## Task prompt
Reproduce verbatim the lines from the line containing "volume-bar xyxy=(404,493,416,532)" to the line containing "ohlc-header: 20230315 开".

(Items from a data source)
# # # # #

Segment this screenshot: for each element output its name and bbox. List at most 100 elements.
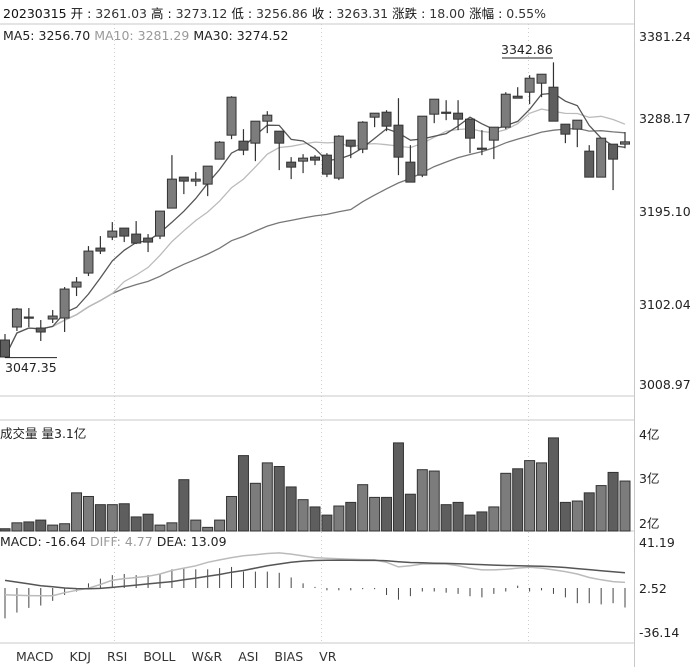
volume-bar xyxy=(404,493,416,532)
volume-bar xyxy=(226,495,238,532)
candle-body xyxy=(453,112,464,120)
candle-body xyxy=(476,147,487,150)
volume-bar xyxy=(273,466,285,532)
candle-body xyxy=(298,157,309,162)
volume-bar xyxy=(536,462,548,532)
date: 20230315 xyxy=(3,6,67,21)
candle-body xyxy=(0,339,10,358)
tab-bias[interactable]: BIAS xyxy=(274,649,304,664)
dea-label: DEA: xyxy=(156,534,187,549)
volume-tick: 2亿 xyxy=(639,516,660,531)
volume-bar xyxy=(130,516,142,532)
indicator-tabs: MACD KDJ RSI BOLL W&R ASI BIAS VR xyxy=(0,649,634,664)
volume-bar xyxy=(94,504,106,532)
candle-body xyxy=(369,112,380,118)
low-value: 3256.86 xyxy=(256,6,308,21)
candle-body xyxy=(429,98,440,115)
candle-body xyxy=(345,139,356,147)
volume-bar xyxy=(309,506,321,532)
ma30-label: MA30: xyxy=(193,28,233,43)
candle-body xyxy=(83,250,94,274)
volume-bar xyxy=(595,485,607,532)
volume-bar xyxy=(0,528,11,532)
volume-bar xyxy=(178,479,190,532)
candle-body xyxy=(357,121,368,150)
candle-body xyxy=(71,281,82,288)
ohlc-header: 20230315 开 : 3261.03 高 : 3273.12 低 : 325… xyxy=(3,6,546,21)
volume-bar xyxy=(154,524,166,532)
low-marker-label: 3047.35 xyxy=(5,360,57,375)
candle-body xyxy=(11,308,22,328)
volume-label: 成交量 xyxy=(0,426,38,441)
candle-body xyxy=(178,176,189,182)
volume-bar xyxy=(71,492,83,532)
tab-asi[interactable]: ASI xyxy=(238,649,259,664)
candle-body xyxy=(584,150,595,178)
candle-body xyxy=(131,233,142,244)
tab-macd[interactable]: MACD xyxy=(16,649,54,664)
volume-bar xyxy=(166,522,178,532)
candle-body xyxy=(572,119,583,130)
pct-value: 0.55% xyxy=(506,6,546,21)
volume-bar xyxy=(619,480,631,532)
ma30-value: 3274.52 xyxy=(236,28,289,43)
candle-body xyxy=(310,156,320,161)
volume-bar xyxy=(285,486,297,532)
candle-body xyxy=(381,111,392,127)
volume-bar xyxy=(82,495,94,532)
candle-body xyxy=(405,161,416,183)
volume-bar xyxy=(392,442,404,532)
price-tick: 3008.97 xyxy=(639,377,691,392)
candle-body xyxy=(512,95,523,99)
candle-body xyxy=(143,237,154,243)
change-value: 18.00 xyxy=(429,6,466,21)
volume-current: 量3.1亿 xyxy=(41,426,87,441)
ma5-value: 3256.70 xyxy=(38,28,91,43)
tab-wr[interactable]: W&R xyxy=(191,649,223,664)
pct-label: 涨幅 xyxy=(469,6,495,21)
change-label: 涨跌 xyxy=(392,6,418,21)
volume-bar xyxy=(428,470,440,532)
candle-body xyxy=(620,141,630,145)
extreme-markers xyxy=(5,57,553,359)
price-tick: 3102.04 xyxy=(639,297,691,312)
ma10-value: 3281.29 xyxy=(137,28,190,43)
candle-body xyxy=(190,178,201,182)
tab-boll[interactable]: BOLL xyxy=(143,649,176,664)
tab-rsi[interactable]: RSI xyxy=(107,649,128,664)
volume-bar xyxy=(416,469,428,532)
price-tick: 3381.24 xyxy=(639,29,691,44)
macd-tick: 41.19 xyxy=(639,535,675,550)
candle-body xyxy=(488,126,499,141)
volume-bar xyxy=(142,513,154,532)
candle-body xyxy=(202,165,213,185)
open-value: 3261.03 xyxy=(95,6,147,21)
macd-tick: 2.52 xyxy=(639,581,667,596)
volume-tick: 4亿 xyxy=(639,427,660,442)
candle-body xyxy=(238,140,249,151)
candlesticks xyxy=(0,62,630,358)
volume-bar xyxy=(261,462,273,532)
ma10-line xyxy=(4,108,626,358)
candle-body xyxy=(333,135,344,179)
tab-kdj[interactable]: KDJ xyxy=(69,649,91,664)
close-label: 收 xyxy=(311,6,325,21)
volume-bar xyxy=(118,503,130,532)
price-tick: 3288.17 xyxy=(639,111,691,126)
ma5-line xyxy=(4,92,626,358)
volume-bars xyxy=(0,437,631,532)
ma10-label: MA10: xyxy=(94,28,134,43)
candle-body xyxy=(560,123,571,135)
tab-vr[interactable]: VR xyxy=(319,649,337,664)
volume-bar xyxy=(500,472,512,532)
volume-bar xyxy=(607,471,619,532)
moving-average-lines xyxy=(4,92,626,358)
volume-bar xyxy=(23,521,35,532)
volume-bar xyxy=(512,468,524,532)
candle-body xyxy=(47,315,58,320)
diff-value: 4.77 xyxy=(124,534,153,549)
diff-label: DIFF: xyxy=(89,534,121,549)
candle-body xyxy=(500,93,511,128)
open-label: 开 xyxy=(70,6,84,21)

# # # # #

## Final answer
volume-bar xyxy=(404,493,416,532)
volume-bar xyxy=(226,495,238,532)
candle-body xyxy=(453,112,464,120)
candle-body xyxy=(476,147,487,150)
volume-bar xyxy=(273,466,285,532)
candle-body xyxy=(298,157,309,162)
volume-bar xyxy=(536,462,548,532)
date: 20230315 xyxy=(3,6,67,21)
candle-body xyxy=(0,339,10,358)
tab-bias[interactable]: BIAS xyxy=(274,649,304,664)
dea-label: DEA: xyxy=(156,534,187,549)
volume-tick: 2亿 xyxy=(639,516,660,531)
volume-bar xyxy=(130,516,142,532)
indicator-tabs: MACD KDJ RSI BOLL W&R ASI BIAS VR xyxy=(0,649,634,664)
volume-bar xyxy=(94,504,106,532)
candle-body xyxy=(369,112,380,118)
low-value: 3256.86 xyxy=(256,6,308,21)
candle-body xyxy=(429,98,440,115)
candle-body xyxy=(345,139,356,147)
volume-bar xyxy=(309,506,321,532)
ma30-label: MA30: xyxy=(193,28,233,43)
candle-body xyxy=(83,250,94,274)
volume-bar xyxy=(595,485,607,532)
volume-bar xyxy=(0,528,11,532)
volume-bar xyxy=(178,479,190,532)
candle-body xyxy=(357,121,368,150)
candle-body xyxy=(71,281,82,288)
ohlc-header: 20230315 开 : 3261.03 高 : 3273.12 低 : 325… xyxy=(3,6,546,21)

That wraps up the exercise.